Identify the lines that contain the word "this", then copy them.

....

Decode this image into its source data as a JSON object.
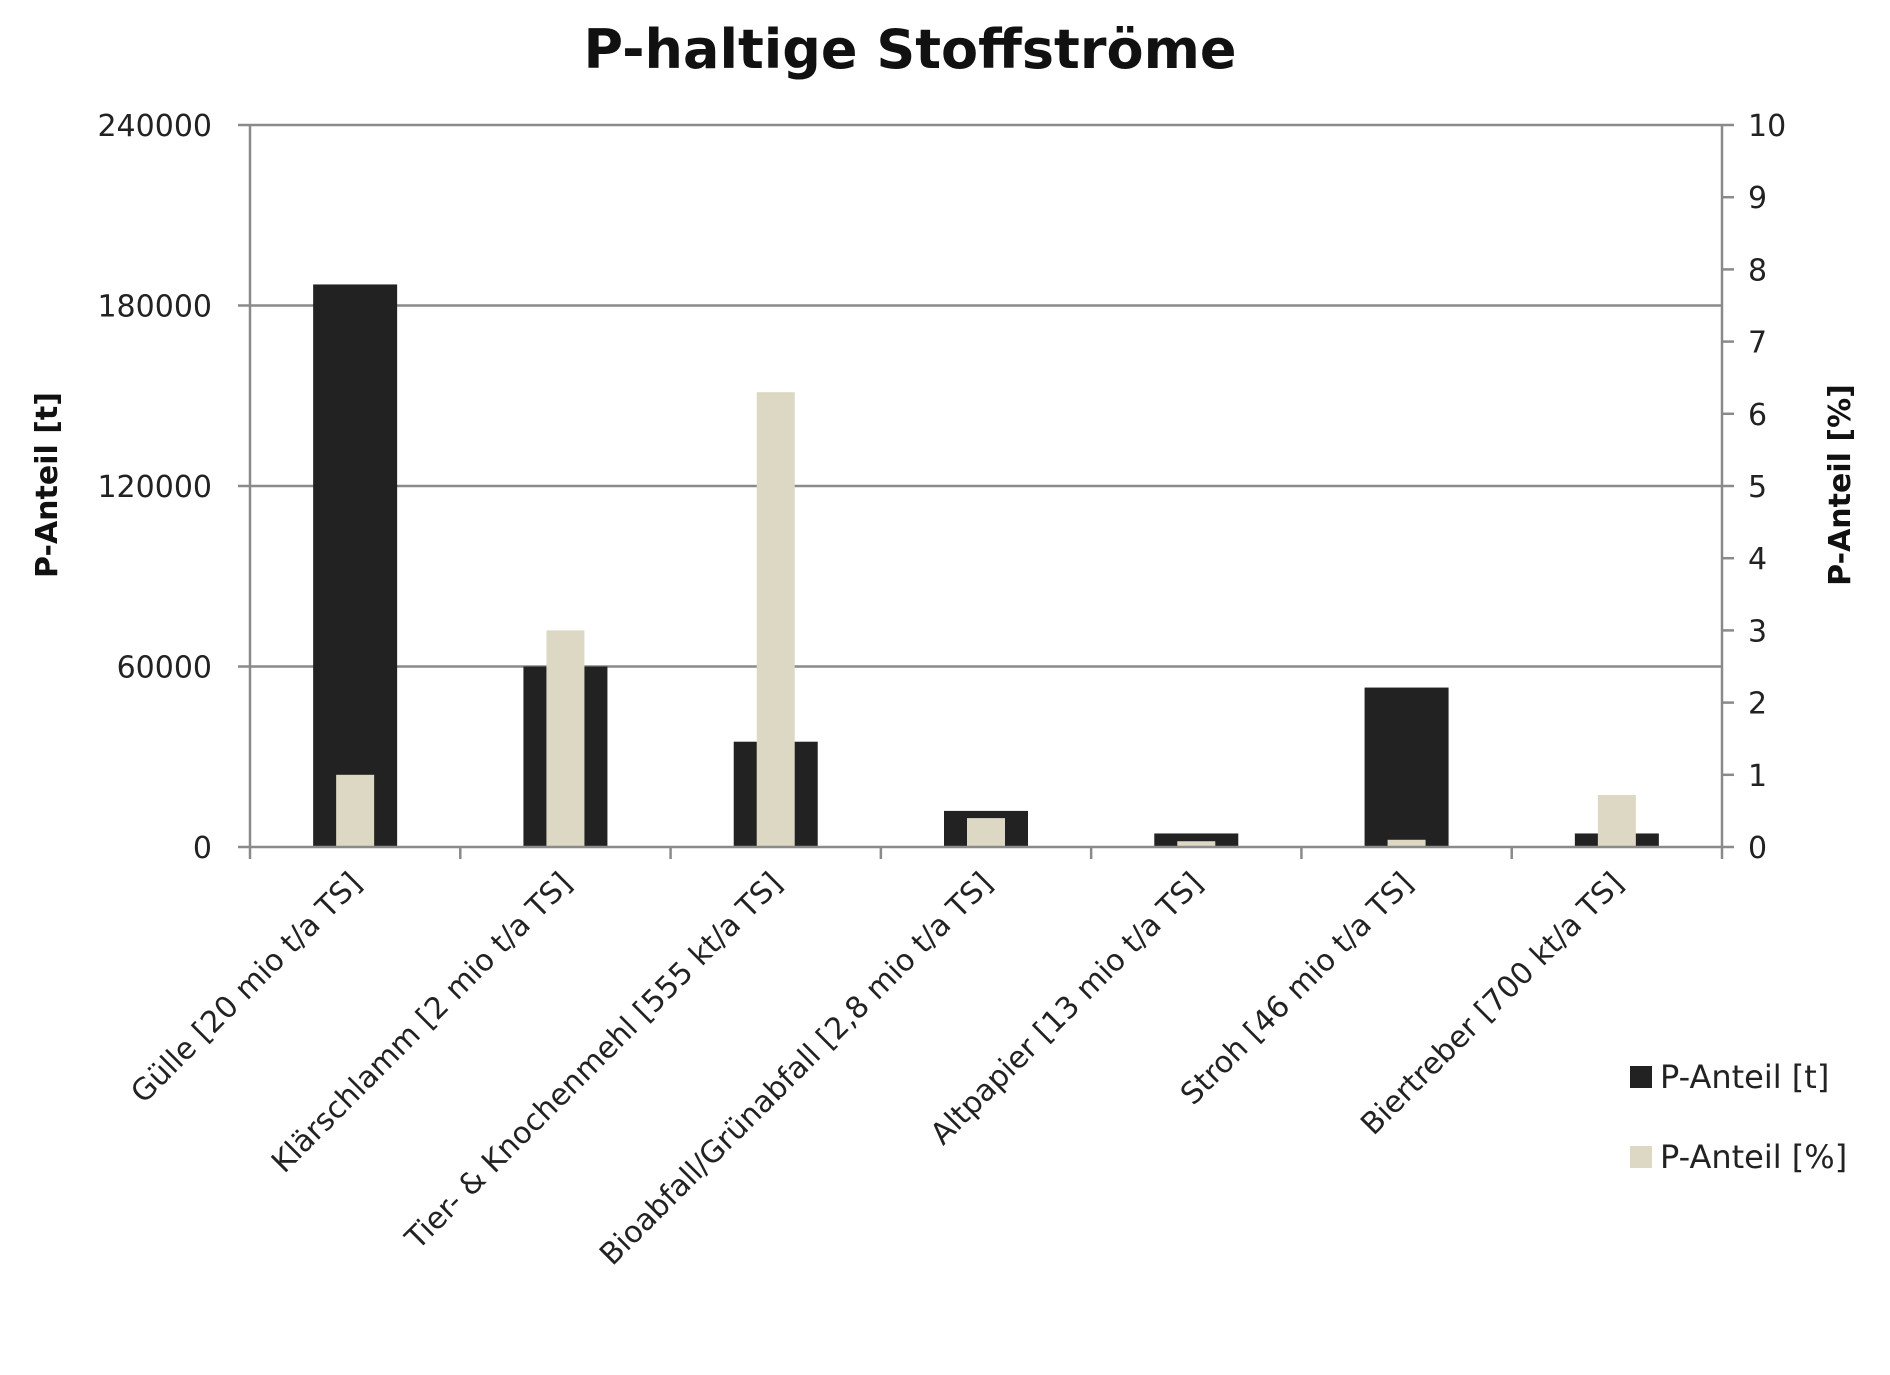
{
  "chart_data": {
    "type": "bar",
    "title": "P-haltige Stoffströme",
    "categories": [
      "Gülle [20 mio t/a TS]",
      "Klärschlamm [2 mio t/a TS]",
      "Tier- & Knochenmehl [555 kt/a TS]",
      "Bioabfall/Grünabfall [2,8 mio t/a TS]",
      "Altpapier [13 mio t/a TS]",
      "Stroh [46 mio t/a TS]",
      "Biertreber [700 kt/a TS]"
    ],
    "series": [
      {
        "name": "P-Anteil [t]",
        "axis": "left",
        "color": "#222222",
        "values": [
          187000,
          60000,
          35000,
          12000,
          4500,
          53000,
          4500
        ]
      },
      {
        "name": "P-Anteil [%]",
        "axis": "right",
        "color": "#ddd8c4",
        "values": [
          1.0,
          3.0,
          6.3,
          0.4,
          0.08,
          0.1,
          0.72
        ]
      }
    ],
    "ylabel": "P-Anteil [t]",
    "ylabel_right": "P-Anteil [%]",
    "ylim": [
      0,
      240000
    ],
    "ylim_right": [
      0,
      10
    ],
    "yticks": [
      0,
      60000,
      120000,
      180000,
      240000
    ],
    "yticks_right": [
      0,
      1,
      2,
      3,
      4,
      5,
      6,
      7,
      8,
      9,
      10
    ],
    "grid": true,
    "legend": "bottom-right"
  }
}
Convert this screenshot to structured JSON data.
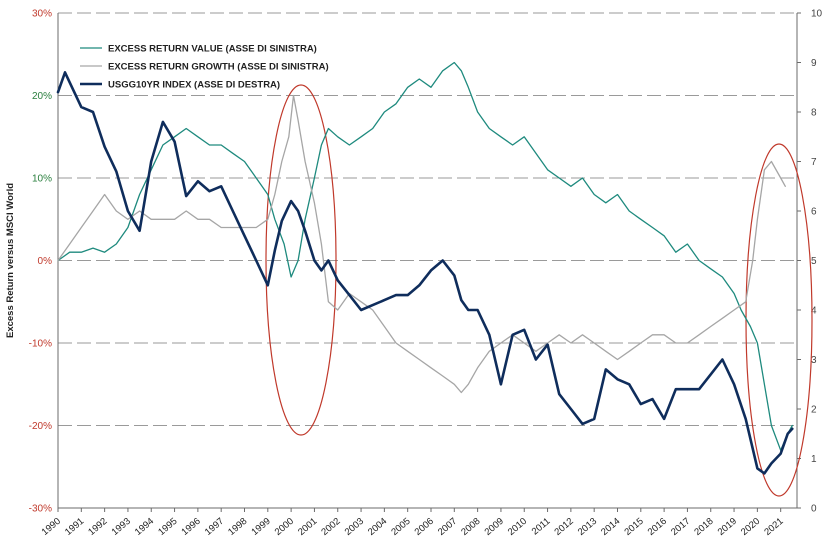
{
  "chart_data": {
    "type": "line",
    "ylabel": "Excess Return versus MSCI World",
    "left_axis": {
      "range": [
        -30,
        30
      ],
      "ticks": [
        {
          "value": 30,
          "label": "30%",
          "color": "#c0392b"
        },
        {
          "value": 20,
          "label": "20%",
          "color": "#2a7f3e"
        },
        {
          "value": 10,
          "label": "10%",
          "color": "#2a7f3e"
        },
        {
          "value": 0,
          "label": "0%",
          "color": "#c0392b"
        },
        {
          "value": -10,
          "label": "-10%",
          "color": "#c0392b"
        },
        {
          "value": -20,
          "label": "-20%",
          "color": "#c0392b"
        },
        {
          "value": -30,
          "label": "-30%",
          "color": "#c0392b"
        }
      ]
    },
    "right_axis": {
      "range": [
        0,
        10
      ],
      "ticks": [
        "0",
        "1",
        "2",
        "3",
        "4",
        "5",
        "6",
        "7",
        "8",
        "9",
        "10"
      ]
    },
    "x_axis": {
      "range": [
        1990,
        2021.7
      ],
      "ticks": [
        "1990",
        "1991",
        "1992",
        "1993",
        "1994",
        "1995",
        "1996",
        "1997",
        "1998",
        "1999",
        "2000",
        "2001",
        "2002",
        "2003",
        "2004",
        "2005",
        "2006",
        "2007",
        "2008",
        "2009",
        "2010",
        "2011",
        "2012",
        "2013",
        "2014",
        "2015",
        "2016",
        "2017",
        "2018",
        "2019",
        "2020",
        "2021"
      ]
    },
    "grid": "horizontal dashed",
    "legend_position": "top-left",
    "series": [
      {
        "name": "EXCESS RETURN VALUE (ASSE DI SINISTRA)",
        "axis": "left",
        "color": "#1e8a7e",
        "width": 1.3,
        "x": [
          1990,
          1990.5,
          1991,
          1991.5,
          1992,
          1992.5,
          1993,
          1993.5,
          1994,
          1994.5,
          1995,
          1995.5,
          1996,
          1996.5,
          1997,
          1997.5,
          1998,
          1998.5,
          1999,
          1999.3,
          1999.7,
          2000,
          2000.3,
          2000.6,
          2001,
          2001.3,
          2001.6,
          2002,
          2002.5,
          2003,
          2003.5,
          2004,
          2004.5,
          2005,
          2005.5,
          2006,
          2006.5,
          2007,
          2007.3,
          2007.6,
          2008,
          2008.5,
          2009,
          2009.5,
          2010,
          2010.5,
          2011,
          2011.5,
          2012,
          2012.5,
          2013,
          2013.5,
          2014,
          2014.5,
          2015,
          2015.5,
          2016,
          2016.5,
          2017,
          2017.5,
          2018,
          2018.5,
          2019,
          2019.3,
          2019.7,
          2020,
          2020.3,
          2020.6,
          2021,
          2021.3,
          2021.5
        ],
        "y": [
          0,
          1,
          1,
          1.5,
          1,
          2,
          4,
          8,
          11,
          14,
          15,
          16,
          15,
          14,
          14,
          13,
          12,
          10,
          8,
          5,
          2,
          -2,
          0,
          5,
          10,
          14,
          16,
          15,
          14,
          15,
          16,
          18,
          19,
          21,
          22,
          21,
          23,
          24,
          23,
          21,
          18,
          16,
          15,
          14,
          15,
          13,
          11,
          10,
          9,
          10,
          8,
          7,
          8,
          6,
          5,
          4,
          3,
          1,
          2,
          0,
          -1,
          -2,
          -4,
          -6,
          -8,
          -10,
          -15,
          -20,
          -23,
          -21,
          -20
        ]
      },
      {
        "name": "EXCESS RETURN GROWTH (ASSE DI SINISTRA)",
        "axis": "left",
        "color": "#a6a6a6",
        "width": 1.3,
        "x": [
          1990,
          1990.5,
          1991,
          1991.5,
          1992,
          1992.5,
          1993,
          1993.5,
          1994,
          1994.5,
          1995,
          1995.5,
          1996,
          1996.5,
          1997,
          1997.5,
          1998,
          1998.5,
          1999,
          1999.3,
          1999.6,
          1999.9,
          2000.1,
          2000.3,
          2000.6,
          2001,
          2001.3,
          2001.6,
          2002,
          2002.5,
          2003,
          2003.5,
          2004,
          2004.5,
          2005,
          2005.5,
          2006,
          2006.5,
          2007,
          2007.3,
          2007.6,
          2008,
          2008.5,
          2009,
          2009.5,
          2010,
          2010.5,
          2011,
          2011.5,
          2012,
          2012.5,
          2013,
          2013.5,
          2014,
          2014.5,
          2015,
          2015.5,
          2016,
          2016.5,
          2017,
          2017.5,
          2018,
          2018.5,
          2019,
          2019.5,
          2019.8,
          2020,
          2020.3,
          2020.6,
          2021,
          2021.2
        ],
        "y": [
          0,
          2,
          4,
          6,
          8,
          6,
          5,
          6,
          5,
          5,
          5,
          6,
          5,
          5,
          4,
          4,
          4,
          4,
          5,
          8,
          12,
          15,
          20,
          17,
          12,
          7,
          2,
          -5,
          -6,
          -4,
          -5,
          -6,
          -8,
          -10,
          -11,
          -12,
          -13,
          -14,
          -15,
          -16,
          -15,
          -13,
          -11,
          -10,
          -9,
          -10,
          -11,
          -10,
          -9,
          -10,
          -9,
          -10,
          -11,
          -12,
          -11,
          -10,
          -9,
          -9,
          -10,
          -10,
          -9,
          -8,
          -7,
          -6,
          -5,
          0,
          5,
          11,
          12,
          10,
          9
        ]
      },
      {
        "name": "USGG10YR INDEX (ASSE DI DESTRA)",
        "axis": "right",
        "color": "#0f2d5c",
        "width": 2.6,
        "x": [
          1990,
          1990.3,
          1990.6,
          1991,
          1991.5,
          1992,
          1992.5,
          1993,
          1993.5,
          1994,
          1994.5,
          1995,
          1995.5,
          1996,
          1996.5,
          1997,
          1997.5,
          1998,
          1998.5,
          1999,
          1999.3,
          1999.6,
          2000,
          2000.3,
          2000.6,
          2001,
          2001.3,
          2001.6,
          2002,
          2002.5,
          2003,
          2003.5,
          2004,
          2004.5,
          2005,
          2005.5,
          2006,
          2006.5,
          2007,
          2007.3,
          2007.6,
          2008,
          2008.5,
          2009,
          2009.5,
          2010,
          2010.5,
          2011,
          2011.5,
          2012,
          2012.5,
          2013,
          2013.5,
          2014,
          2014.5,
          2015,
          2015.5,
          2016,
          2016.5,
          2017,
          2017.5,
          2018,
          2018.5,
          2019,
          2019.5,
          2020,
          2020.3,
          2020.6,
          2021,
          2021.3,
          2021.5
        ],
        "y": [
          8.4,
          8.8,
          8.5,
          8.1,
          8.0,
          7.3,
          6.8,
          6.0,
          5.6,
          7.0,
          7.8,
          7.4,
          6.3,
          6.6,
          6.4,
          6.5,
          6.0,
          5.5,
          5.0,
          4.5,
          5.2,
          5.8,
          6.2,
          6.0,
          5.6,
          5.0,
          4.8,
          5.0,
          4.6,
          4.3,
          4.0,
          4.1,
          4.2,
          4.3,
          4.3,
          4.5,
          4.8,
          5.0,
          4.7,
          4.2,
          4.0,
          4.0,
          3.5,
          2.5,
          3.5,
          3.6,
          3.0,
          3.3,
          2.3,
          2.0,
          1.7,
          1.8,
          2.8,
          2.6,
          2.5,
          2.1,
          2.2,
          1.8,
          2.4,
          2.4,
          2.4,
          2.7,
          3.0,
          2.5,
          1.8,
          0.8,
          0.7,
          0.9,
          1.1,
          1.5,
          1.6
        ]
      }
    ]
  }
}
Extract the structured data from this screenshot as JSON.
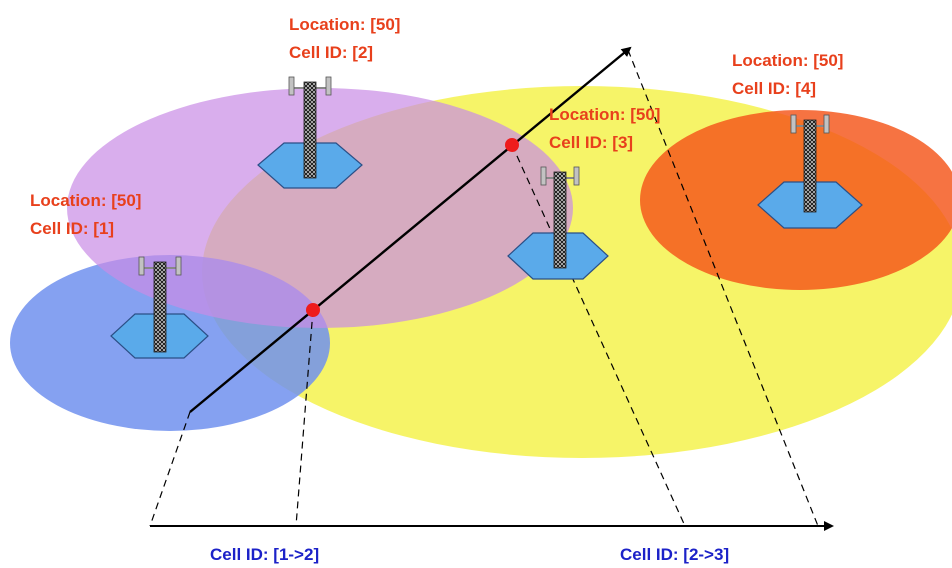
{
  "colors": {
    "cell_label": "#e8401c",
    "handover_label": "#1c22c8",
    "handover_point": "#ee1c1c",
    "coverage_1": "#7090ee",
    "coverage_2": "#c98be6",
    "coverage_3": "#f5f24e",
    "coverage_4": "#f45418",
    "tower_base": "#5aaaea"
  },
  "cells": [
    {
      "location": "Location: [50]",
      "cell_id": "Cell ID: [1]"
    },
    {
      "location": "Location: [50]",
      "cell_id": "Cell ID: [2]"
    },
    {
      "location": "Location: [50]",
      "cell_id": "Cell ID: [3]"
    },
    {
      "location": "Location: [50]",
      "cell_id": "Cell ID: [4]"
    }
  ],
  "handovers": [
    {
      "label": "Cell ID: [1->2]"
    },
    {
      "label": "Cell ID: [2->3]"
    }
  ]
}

....

Task response
Decode this image into its source data as a JSON object.
Convert this screenshot to structured JSON data.
Extract the structured data from this screenshot as JSON.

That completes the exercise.